--- Task objective ---
Lines containing the string "Displacement" are to be counted; report only how many there are.

[Dataset items]
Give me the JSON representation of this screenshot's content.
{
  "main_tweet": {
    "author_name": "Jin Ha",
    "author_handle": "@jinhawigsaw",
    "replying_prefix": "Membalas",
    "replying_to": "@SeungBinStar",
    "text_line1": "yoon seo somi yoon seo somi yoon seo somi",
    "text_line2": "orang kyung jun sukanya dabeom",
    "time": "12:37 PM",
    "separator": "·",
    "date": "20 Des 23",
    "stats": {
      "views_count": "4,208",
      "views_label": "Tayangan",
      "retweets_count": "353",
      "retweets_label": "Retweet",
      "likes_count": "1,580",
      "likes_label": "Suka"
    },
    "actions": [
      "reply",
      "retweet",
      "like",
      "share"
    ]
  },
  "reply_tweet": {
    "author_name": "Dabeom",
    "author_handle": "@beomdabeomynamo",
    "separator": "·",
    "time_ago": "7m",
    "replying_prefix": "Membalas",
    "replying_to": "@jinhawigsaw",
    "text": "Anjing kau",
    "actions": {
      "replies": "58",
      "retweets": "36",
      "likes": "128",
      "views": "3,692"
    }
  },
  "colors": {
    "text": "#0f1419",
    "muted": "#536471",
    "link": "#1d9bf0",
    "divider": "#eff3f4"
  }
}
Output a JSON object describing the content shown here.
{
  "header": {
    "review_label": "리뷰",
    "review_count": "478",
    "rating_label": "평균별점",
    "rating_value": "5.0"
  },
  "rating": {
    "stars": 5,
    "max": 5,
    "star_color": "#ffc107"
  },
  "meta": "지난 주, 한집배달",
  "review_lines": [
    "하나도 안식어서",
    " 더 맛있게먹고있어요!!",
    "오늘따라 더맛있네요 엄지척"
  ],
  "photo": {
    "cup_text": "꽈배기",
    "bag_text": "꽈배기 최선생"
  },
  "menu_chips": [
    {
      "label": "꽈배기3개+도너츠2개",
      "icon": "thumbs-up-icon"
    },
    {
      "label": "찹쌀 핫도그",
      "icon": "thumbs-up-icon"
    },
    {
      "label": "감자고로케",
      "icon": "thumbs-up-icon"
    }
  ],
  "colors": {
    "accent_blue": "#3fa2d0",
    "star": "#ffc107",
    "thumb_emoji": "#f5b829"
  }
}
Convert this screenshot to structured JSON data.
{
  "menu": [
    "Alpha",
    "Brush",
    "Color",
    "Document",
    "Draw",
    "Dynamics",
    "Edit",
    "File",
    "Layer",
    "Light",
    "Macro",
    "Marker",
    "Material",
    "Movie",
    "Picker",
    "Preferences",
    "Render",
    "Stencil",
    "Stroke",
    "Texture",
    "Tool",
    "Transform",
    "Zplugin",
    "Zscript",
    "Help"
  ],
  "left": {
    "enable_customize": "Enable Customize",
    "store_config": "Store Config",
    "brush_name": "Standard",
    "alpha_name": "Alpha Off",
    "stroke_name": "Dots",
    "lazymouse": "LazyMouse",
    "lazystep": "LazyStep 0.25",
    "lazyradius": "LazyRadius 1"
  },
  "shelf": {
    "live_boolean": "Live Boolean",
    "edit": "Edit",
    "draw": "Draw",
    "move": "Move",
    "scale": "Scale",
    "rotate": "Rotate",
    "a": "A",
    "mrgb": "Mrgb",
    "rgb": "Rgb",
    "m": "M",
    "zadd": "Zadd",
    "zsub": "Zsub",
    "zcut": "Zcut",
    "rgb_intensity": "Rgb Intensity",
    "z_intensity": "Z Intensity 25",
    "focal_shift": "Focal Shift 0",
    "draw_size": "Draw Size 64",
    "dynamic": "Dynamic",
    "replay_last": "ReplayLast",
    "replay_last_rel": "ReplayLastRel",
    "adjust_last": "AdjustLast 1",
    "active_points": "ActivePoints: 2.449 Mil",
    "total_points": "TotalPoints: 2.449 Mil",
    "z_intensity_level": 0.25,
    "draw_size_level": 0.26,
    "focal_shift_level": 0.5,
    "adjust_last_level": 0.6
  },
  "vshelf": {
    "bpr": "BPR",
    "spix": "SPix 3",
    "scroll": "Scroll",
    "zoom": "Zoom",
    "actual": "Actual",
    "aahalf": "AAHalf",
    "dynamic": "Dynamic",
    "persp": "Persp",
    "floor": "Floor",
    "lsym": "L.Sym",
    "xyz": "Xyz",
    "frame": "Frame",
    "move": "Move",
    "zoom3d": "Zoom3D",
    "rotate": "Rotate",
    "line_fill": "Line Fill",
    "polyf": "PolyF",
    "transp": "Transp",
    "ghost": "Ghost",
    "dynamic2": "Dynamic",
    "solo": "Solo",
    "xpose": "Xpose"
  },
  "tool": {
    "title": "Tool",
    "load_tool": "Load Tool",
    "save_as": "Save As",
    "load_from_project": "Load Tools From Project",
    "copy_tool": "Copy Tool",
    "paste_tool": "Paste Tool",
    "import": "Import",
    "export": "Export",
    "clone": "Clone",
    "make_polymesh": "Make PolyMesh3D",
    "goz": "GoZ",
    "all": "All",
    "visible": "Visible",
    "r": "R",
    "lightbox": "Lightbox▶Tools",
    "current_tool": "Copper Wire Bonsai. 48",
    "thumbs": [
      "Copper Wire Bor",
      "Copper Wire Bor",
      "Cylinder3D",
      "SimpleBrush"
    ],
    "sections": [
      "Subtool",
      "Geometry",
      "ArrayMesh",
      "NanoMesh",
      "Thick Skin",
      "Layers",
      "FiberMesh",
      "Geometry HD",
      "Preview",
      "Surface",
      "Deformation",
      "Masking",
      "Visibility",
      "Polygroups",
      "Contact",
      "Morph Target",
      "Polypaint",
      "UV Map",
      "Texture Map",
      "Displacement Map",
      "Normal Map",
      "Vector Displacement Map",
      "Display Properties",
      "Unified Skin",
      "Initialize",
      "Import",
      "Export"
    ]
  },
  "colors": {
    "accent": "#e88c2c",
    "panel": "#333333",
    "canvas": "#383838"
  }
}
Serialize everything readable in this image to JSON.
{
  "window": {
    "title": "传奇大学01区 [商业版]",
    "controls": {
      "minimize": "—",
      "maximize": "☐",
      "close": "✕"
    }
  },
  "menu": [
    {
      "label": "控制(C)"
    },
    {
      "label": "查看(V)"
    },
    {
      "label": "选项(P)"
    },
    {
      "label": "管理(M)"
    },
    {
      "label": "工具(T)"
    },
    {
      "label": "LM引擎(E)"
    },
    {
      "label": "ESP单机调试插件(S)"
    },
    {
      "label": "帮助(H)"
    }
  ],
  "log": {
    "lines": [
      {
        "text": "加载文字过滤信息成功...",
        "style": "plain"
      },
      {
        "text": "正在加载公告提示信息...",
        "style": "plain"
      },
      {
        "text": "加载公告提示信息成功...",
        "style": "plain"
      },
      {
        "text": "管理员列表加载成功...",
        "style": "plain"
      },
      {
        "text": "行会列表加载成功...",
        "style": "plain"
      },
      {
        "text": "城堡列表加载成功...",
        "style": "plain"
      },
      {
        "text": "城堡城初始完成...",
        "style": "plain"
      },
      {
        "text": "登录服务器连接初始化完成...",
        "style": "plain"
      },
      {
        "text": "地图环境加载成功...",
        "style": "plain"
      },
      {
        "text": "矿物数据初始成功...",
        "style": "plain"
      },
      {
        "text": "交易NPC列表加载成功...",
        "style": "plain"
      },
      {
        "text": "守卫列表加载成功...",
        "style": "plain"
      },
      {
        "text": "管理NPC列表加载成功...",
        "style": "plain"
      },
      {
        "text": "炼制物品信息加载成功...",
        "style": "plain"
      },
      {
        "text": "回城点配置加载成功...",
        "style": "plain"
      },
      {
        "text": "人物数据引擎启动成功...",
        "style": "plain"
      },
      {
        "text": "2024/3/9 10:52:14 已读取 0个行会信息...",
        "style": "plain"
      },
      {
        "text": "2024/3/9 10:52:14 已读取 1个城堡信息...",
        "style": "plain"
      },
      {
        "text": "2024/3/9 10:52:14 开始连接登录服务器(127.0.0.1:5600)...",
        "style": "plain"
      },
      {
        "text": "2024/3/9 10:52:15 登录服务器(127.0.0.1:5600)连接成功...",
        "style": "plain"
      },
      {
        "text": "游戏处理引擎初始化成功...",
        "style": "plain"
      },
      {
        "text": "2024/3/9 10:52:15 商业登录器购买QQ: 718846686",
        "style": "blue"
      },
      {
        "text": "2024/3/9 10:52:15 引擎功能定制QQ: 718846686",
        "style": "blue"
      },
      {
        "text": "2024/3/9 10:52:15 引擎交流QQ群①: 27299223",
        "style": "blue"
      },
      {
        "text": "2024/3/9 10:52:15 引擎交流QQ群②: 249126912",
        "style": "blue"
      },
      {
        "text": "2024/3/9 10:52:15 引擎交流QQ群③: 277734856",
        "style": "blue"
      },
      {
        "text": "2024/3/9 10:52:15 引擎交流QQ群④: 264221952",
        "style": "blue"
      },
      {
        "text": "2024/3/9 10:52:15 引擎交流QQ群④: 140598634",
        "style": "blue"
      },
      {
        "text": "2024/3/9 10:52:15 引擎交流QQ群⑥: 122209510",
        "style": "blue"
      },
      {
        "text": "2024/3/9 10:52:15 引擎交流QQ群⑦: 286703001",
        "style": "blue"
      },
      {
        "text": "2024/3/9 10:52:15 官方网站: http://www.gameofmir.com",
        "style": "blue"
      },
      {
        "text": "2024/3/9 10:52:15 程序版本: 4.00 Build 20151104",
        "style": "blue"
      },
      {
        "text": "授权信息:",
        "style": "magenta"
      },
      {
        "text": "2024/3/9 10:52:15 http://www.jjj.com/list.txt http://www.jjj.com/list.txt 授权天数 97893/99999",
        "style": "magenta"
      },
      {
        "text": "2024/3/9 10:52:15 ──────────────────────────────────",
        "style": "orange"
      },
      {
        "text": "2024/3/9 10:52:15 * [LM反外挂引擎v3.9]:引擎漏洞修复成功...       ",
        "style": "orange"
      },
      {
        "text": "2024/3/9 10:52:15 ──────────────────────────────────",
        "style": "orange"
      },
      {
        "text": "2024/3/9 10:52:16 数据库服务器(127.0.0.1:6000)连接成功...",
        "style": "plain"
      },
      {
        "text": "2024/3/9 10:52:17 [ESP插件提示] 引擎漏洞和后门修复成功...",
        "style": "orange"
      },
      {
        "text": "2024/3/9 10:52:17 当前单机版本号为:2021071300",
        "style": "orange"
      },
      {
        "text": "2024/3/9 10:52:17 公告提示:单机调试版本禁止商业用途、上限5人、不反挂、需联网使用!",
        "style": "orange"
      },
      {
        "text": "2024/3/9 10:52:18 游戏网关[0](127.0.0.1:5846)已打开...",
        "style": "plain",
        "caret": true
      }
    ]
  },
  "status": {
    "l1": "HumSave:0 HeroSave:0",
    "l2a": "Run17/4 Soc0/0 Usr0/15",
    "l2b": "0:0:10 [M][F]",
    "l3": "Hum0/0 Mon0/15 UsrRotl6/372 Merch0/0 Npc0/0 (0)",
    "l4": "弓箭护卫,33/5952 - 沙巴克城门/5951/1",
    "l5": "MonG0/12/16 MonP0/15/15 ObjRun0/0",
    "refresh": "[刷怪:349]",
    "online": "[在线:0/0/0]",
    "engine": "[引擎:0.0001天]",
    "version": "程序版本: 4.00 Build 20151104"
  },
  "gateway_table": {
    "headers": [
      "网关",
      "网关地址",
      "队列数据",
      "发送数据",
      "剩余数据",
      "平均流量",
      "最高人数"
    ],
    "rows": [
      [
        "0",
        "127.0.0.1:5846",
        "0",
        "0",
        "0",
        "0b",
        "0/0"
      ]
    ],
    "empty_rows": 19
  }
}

--- Result of this task ---
2